Task description —
Each line that holds the word "热的菜哪有炒的菜香" counts once; report how many lines do so and nothing else.

-- BEGIN Data lines --

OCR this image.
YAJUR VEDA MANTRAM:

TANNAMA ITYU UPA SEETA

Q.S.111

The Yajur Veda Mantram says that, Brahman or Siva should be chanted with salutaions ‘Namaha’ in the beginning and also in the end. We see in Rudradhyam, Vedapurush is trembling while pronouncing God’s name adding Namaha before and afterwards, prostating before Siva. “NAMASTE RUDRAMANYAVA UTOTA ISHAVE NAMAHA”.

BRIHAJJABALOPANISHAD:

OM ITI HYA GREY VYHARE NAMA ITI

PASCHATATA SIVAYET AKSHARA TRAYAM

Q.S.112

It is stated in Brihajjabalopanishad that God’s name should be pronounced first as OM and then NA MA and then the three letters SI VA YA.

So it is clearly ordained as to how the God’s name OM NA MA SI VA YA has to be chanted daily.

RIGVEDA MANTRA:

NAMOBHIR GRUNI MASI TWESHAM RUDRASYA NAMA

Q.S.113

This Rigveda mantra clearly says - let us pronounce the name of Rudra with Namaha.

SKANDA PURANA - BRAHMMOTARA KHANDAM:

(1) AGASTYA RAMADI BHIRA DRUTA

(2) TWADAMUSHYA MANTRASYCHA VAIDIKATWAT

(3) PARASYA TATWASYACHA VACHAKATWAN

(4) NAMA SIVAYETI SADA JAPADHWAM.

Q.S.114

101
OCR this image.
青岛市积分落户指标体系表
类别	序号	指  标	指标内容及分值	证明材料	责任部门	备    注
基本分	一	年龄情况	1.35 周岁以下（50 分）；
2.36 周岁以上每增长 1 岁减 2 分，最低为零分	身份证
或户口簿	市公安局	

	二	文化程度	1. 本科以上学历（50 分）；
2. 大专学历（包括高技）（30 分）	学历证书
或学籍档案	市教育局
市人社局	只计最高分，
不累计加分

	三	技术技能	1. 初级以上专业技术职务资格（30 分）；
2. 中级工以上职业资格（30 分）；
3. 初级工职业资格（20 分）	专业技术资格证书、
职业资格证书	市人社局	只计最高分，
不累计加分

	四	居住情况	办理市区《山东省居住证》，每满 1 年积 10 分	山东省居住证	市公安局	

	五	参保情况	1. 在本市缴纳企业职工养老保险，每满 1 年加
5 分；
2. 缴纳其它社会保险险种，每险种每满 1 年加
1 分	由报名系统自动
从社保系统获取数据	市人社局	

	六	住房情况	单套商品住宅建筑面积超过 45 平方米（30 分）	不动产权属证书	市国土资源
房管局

-- END Data lines --
-- BEGIN Data lines --

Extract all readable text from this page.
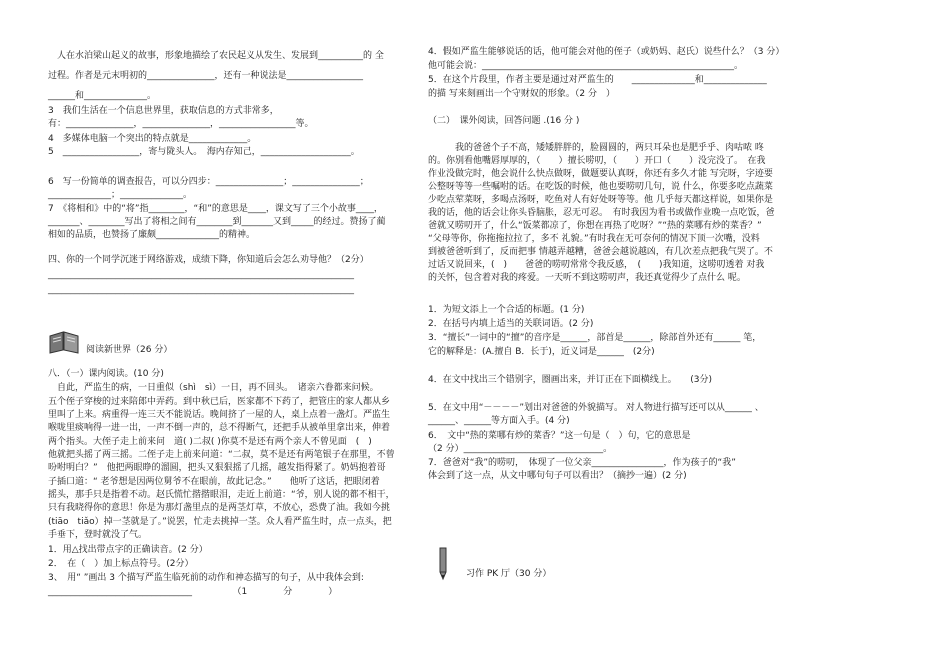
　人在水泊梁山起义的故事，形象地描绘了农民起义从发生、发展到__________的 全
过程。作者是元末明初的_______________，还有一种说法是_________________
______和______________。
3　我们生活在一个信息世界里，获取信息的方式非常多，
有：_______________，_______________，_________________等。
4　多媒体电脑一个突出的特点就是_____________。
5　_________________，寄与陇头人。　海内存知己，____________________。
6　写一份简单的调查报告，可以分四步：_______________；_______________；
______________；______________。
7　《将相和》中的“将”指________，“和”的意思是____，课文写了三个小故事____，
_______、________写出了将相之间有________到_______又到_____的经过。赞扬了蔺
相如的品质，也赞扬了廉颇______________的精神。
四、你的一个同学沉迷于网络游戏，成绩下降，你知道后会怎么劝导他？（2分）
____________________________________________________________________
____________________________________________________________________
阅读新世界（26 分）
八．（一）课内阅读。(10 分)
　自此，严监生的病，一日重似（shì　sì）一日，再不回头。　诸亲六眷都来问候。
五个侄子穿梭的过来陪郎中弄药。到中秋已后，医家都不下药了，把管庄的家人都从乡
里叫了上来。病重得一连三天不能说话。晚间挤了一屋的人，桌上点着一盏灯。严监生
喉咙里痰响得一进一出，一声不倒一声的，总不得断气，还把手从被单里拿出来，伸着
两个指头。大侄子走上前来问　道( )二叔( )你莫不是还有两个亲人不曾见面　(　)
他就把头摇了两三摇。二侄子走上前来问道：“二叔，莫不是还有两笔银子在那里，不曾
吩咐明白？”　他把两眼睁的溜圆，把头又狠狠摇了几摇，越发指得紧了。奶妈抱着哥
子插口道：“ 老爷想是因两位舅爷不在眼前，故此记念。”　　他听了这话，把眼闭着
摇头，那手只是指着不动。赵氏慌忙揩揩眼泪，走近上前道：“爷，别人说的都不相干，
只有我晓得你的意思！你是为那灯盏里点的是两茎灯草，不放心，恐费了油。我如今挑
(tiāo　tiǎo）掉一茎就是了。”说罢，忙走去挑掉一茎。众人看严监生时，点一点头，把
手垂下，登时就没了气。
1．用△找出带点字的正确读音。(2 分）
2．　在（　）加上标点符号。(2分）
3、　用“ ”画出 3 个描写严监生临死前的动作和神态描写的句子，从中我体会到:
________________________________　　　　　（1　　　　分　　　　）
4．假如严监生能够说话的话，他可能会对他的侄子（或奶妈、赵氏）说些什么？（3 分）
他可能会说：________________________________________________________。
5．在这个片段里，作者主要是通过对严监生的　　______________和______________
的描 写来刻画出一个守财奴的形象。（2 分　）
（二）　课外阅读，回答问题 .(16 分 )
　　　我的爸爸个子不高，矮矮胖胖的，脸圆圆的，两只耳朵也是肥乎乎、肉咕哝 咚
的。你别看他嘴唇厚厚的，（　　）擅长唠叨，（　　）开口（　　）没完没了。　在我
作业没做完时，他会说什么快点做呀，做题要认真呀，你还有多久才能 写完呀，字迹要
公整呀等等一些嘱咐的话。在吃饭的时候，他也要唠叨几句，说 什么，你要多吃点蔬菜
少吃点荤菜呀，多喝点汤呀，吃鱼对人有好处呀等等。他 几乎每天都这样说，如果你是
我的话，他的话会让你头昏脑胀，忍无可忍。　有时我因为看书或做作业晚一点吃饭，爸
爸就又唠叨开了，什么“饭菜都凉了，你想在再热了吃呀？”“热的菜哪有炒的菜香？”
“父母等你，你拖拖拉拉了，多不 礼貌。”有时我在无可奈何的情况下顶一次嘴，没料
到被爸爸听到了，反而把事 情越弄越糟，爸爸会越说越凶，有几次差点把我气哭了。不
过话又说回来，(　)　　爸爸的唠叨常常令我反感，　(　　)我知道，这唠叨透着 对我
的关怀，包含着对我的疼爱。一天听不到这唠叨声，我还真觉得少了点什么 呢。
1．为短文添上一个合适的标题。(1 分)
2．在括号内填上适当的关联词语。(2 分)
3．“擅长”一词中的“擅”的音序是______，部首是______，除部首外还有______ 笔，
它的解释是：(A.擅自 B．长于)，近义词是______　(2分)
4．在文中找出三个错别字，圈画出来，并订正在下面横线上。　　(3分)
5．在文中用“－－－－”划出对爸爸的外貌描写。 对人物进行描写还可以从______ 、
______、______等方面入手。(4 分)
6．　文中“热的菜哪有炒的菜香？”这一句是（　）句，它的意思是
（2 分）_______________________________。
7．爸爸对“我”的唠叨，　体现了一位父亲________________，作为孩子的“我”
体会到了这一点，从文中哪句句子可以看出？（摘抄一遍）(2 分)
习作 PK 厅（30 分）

-- END Data lines --
-- BEGIN Data lines --

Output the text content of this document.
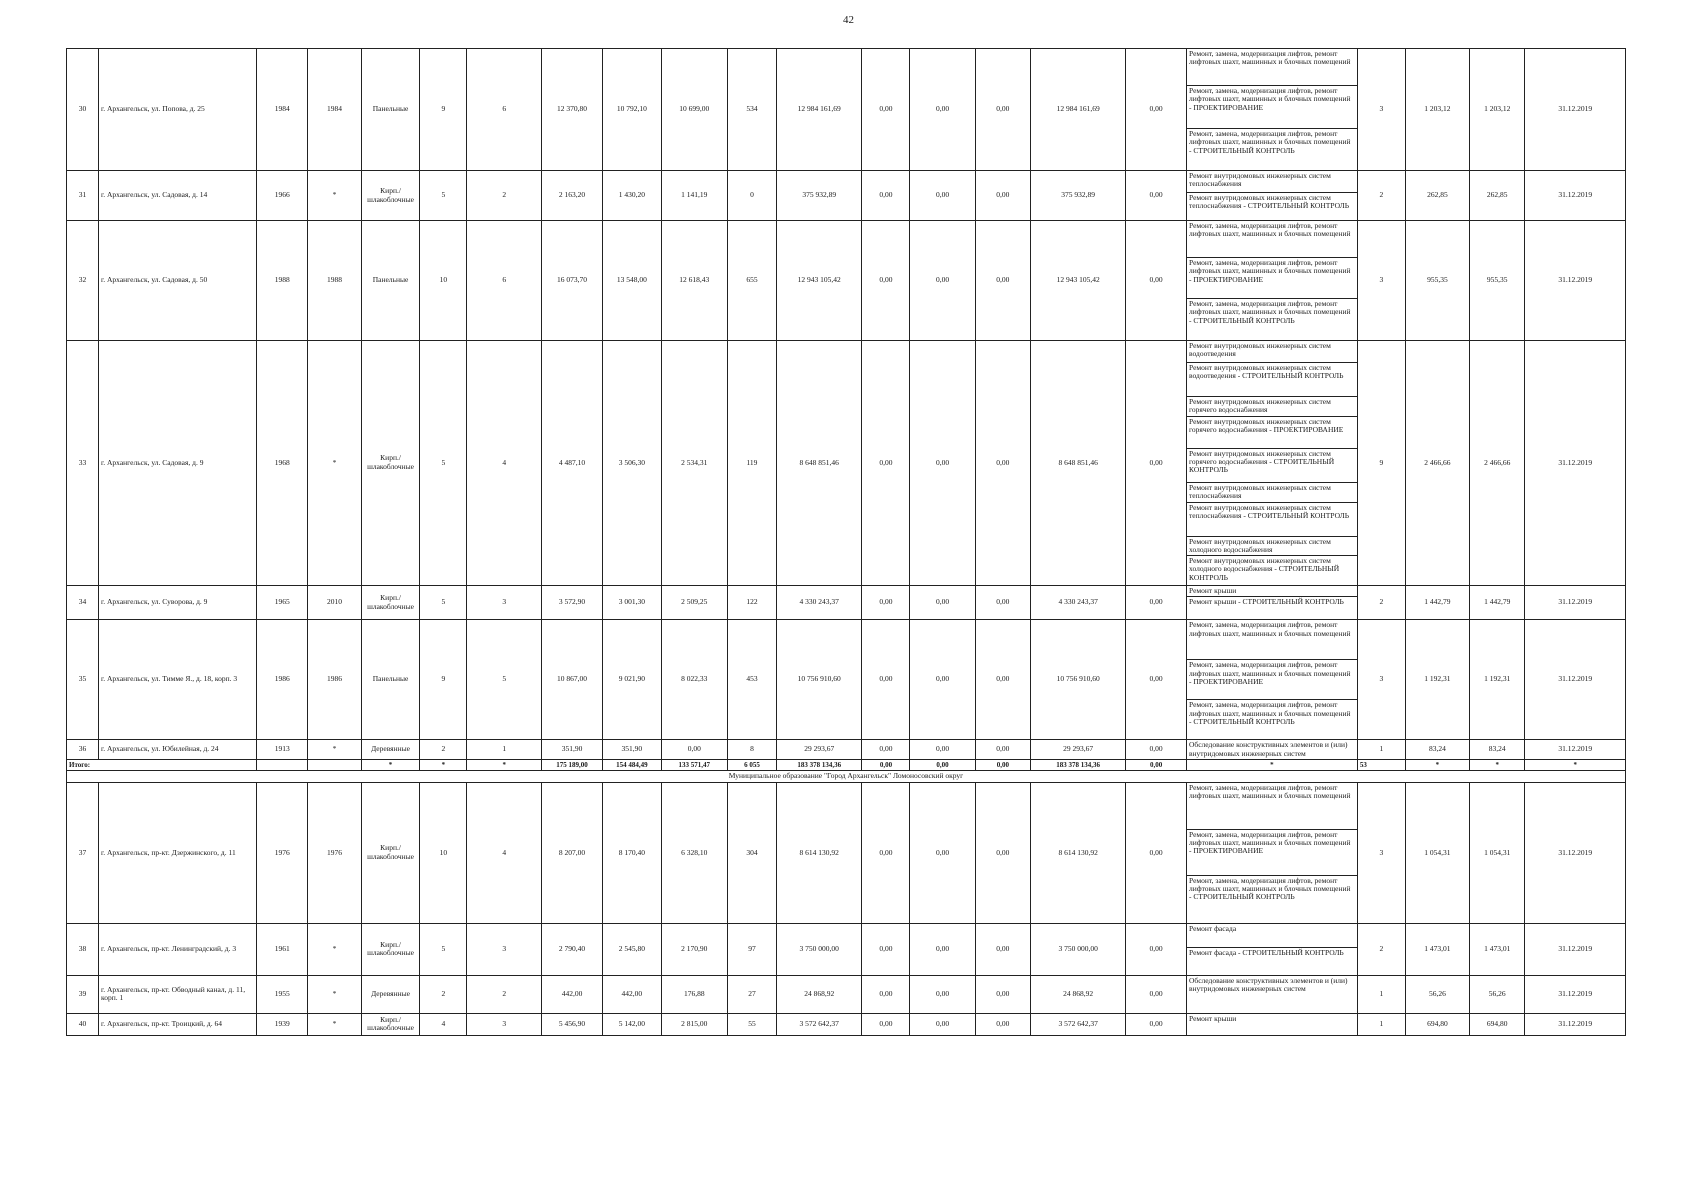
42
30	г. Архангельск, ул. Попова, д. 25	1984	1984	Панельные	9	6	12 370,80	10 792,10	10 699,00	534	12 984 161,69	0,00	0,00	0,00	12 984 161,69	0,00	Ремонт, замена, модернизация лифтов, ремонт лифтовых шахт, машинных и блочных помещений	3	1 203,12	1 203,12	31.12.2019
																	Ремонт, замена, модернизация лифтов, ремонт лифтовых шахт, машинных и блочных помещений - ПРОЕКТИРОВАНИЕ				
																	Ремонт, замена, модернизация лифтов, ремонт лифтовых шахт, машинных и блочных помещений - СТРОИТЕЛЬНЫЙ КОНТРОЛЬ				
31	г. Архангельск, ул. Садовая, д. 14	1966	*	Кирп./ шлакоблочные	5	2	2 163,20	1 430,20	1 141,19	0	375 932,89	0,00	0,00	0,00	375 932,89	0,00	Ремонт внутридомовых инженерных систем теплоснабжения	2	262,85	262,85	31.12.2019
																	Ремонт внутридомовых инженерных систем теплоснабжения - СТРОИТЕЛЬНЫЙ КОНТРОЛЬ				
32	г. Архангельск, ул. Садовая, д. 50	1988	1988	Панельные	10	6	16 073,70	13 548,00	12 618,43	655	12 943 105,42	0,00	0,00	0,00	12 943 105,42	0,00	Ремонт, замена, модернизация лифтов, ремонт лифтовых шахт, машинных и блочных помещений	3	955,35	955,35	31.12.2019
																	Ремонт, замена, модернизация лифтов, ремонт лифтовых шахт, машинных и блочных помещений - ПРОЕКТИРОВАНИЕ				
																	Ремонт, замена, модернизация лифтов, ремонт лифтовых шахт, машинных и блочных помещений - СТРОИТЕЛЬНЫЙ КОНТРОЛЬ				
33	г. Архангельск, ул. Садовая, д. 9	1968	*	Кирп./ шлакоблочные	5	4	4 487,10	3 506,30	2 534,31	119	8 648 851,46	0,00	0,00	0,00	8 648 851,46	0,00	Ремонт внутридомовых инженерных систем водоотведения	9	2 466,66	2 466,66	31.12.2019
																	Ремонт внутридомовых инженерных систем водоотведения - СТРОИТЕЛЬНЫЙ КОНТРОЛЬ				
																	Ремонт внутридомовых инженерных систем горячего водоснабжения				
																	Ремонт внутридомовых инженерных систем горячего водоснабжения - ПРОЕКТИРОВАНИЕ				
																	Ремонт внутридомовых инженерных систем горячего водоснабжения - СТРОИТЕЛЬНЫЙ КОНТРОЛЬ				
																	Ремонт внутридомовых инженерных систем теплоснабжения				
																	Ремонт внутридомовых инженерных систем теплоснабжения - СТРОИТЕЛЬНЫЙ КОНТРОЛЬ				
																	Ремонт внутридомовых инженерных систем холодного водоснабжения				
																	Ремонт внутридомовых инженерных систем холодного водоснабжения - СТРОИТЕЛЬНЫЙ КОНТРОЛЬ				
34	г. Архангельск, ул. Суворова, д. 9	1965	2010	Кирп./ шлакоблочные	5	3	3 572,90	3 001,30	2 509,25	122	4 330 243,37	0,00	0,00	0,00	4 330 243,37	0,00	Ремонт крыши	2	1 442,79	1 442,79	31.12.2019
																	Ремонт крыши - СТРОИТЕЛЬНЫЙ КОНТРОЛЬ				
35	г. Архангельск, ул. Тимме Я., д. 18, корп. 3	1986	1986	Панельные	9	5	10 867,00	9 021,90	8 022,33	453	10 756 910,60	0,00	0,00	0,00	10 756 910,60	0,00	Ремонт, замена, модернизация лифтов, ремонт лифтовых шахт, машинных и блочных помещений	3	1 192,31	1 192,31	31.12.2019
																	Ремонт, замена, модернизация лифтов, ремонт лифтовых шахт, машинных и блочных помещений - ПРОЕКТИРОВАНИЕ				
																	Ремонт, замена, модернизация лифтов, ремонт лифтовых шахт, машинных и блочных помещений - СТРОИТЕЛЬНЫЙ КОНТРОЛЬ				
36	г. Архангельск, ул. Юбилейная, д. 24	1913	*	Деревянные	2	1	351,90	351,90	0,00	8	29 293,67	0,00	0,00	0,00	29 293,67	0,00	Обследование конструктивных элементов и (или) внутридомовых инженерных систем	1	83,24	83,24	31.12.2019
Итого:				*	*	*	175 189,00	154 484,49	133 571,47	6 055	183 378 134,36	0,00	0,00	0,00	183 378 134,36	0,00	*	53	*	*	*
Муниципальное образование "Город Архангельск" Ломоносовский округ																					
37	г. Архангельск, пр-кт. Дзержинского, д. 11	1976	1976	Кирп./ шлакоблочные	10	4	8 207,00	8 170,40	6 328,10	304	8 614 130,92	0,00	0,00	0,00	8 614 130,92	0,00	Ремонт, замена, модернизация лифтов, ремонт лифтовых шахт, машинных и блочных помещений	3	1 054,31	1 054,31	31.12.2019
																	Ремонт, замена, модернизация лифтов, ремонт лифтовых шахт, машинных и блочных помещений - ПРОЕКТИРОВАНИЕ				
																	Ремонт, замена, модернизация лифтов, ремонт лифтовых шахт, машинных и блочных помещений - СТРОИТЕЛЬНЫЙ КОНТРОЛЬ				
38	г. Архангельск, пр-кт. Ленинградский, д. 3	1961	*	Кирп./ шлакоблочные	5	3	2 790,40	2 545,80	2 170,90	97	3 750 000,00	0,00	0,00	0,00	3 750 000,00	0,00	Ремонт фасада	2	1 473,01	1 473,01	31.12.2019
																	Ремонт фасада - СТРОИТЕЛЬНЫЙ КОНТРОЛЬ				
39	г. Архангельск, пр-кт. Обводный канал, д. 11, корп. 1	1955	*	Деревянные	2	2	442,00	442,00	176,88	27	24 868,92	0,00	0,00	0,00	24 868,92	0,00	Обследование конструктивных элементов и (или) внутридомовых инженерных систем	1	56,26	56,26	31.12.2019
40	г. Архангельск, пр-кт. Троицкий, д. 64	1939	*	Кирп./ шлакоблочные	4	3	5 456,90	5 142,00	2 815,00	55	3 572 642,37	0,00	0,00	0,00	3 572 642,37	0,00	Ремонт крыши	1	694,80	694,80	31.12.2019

-- END Data lines --

Exercise result —
2